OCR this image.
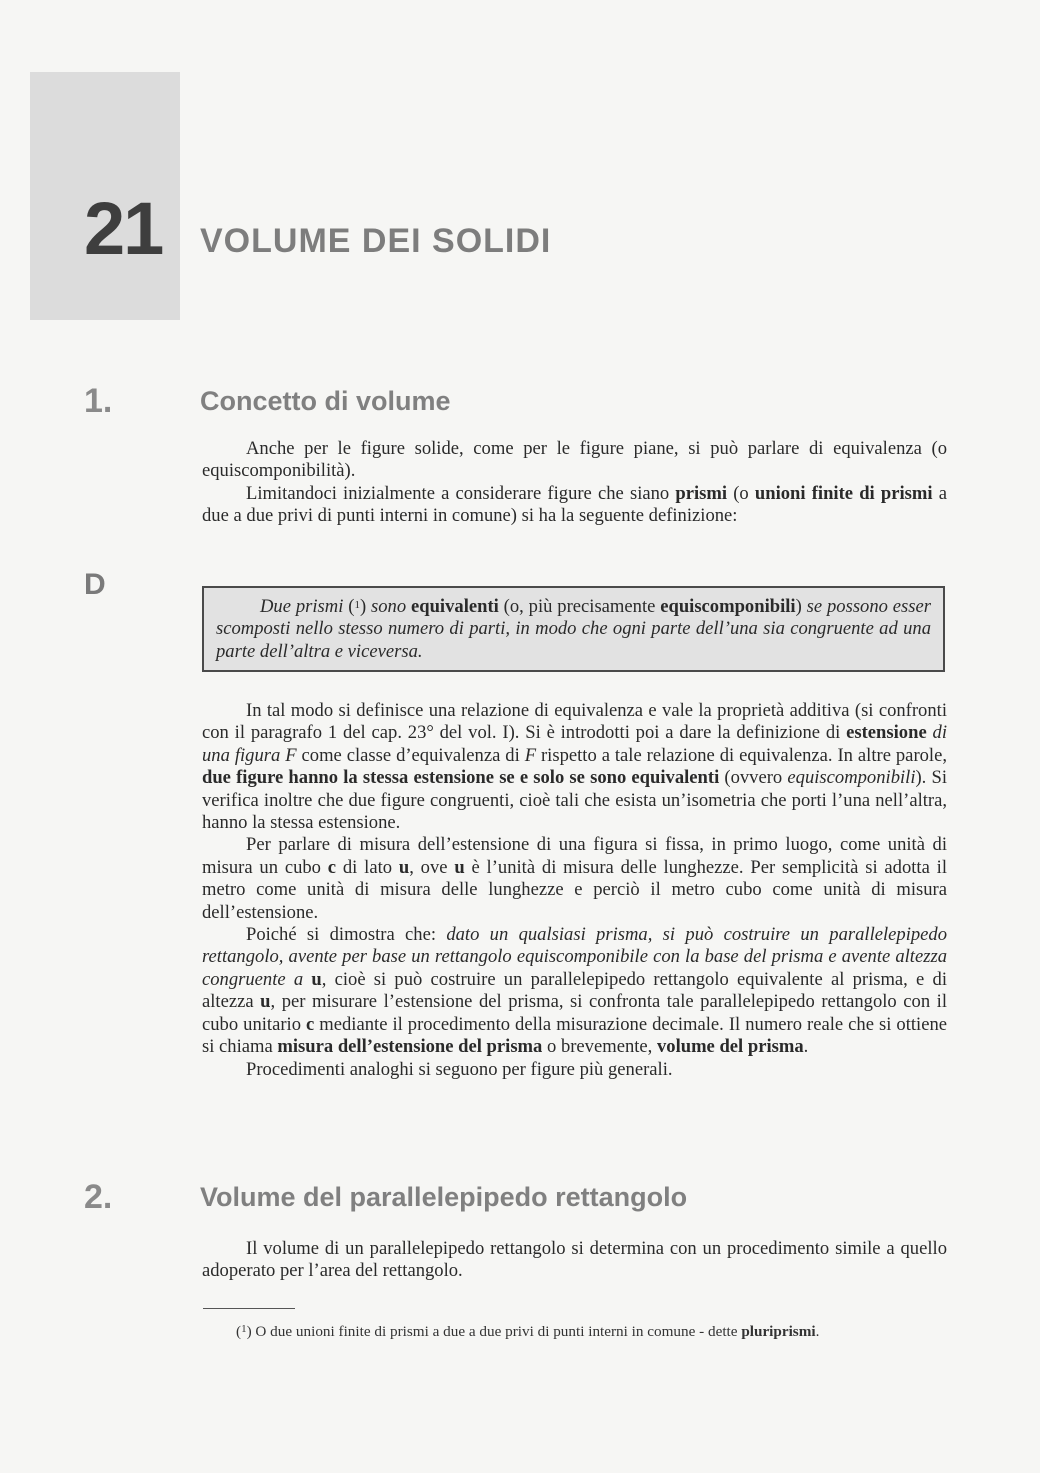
21 VOLUME DEI SOLIDI
1.	Concetto di volume

Anche per le figure solide, come per le figure piane, si può parlare di equivalenza (o equiscomponibilità).

Limitandoci inizialmente a considerare figure che siano prismi (o unioni finite di prismi a due a due privi di punti interni in comune) si ha la seguente definizione:

D

Due prismi ($^1$) sono equivalenti (o, più precisamente equiscomponibili) se possono esser scomposti nello stesso numero di parti, in modo che ogni parte dell’una sia congruente ad una parte dell’altra e viceversa.

In tal modo si definisce una relazione di equivalenza e vale la proprietà additiva (si confronti con il paragrafo 1 del cap. 23° del vol. I). Si è introdotti poi a dare la definizione di estensione di una figura F come classe d’equivalenza di F rispetto a tale relazione di equivalenza. In altre parole, due figure hanno la stessa estensione se e solo se sono equivalenti (ovvero equiscomponibili). Si verifica inoltre che due figure congruenti, cioè tali che esista un’isometria che porti l’una nell’altra, hanno la stessa estensione.

Per parlare di misura dell’estensione di una figura si fissa, in primo luogo, come unità di misura un cubo c di lato u, ove u è l’unità di misura delle lunghezze. Per semplicità si adotta il metro come unità di misura delle lunghezze e perciò il metro cubo come unità di misura dell’estensione.

Poiché si dimostra che: dato un qualsiasi prisma, si può costruire un parallelepipedo rettangolo, avente per base un rettangolo equiscomponibile con la base del prisma e avente altezza congruente a u, cioè si può costruire un parallelepipedo rettangolo equivalente al prisma, e di altezza u, per misurare l’estensione del prisma, si confronta tale parallelepipedo rettangolo con il cubo unitario c mediante il procedimento della misurazione decimale. Il numero reale che si ottiene si chiama misura dell’estensione del prisma o brevemente, volume del prisma.

Procedimenti analoghi si seguono per figure più generali.

2.	Volume del parallelepipedo rettangolo

Il volume di un parallelepipedo rettangolo si determina con un procedimento simile a quello adoperato per l’area del rettangolo.

($^1$) O due unioni finite di prismi a due a due privi di punti interni in comune - dette pluriprismi.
--------------------
Transcribe the records word for word and include no pictures.

OCR this image.
21 VOLUME DEI SOLIDI
1.	Concetto di volume

Anche per le figure solide, come per le figure piane, si può parlare di equivalenza (o equiscomponibilità).

Limitandoci inizialmente a considerare figure che siano prismi (o unioni finite di prismi a due a due privi di punti interni in comune) si ha la seguente definizione:

D

Due prismi ($^1$) sono equivalenti (o, più precisamente equiscomponibili) se possono esser scomposti nello stesso numero di parti, in modo che ogni parte dell’una sia congruente ad una parte dell’altra e viceversa.

In tal modo si definisce una relazione di equivalenza e vale la proprietà additiva (si confronti con il paragrafo 1 del cap. 23° del vol. I). Si è introdotti poi a dare la definizione di estensione di una figura F come classe d’equivalenza di F rispetto a tale relazione di equivalenza. In altre parole, due figure hanno la stessa estensione se e solo se sono equivalenti (ovvero equiscomponibili). Si verifica inoltre che due figure congruenti, cioè tali che esista un’isometria che porti l’una nell’altra, hanno la stessa estensione.

Per parlare di misura dell’estensione di una figura si fissa, in primo luogo, come unità di misura un cubo c di lato u, ove u è l’unità di misura delle lunghezze. Per semplicità si adotta il metro come unità di misura delle lunghezze e perciò il metro cubo come unità di misura dell’estensione.

Poiché si dimostra che: dato un qualsiasi prisma, si può costruire un parallelepipedo rettangolo, avente per base un rettangolo equiscomponibile con la base del prisma e avente altezza congruente a u, cioè si può costruire un parallelepipedo rettangolo equivalente al prisma, e di altezza u, per misurare l’estensione del prisma, si confronta tale parallelepipedo rettangolo con il cubo unitario c mediante il procedimento della misurazione decimale. Il numero reale che si ottiene si chiama misura dell’estensione del prisma o brevemente, volume del prisma.

Procedimenti analoghi si seguono per figure più generali.

2.	Volume del parallelepipedo rettangolo

Il volume di un parallelepipedo rettangolo si determina con un procedimento simile a quello adoperato per l’area del rettangolo.

($^1$) O due unioni finite di prismi a due a due privi di punti interni in comune - dette pluriprismi.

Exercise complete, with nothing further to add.